▸ **To do**
In full and without alteration, give the listing again.

▸ **Data shown**
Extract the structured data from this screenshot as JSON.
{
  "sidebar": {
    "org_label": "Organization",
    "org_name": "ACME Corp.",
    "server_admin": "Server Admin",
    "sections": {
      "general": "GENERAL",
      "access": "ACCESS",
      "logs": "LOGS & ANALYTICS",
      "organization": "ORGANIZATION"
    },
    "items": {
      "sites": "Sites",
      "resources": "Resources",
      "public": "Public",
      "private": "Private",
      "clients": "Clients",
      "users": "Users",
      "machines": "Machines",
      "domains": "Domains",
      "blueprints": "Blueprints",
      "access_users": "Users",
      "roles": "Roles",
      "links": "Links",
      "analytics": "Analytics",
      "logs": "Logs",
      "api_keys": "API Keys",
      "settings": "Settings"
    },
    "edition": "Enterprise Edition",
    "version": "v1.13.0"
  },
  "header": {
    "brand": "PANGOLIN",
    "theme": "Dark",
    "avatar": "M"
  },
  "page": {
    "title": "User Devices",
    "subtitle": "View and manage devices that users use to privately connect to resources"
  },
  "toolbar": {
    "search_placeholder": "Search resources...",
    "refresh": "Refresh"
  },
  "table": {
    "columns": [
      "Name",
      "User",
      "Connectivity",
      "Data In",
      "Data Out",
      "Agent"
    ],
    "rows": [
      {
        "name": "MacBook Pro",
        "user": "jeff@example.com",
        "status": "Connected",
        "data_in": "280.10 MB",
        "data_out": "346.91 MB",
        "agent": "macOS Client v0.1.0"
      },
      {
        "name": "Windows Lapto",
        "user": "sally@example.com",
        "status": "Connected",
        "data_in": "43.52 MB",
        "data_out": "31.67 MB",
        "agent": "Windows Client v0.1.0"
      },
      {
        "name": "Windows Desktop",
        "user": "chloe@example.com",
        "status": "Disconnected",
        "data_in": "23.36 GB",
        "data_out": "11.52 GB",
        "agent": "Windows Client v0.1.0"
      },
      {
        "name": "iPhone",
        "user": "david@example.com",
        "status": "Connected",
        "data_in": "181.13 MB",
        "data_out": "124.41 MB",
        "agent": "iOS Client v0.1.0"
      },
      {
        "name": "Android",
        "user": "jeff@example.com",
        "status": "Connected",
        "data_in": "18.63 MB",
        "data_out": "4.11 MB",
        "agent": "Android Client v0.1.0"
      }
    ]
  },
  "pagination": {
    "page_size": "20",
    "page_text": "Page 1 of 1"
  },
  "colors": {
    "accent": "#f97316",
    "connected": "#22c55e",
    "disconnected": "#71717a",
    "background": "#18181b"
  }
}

▸ **Answer**
Extract the structured data from this screenshot as JSON.
{
  "sidebar": {
    "org_label": "Organization",
    "org_name": "ACME Corp.",
    "server_admin": "Server Admin",
    "sections": {
      "general": "GENERAL",
      "access": "ACCESS",
      "logs": "LOGS & ANALYTICS",
      "organization": "ORGANIZATION"
    },
    "items": {
      "sites": "Sites",
      "resources": "Resources",
      "public": "Public",
      "private": "Private",
      "clients": "Clients",
      "users": "Users",
      "machines": "Machines",
      "domains": "Domains",
      "blueprints": "Blueprints",
      "access_users": "Users",
      "roles": "Roles",
      "links": "Links",
      "analytics": "Analytics",
      "logs": "Logs",
      "api_keys": "API Keys",
      "settings": "Settings"
    },
    "edition": "Enterprise Edition",
    "version": "v1.13.0"
  },
  "header": {
    "brand": "PANGOLIN",
    "theme": "Dark",
    "avatar": "M"
  },
  "page": {
    "title": "User Devices",
    "subtitle": "View and manage devices that users use to privately connect to resources"
  },
  "toolbar": {
    "search_placeholder": "Search resources...",
    "refresh": "Refresh"
  },
  "table": {
    "columns": [
      "Name",
      "User",
      "Connectivity",
      "Data In",
      "Data Out",
      "Agent"
    ],
    "rows": [
      {
        "name": "MacBook Pro",
        "user": "jeff@example.com",
        "status": "Connected",
        "data_in": "280.10 MB",
        "data_out": "346.91 MB",
        "agent": "macOS Client v0.1.0"
      },
      {
        "name": "Windows Lapto",
        "user": "sally@example.com",
        "status": "Connected",
        "data_in": "43.52 MB",
        "data_out": "31.67 MB",
        "agent": "Windows Client v0.1.0"
      },
      {
        "name": "Windows Desktop",
        "user": "chloe@example.com",
        "status": "Disconnected",
        "data_in": "23.36 GB",
        "data_out": "11.52 GB",
        "agent": "Windows Client v0.1.0"
      },
      {
        "name": "iPhone",
        "user": "david@example.com",
        "status": "Connected",
        "data_in": "181.13 MB",
        "data_out": "124.41 MB",
        "agent": "iOS Client v0.1.0"
      },
      {
        "name": "Android",
        "user": "jeff@example.com",
        "status": "Connected",
        "data_in": "18.63 MB",
        "data_out": "4.11 MB",
        "agent": "Android Client v0.1.0"
      }
    ]
  },
  "pagination": {
    "page_size": "20",
    "page_text": "Page 1 of 1"
  },
  "colors": {
    "accent": "#f97316",
    "connected": "#22c55e",
    "disconnected": "#71717a",
    "background": "#18181b"
  }
}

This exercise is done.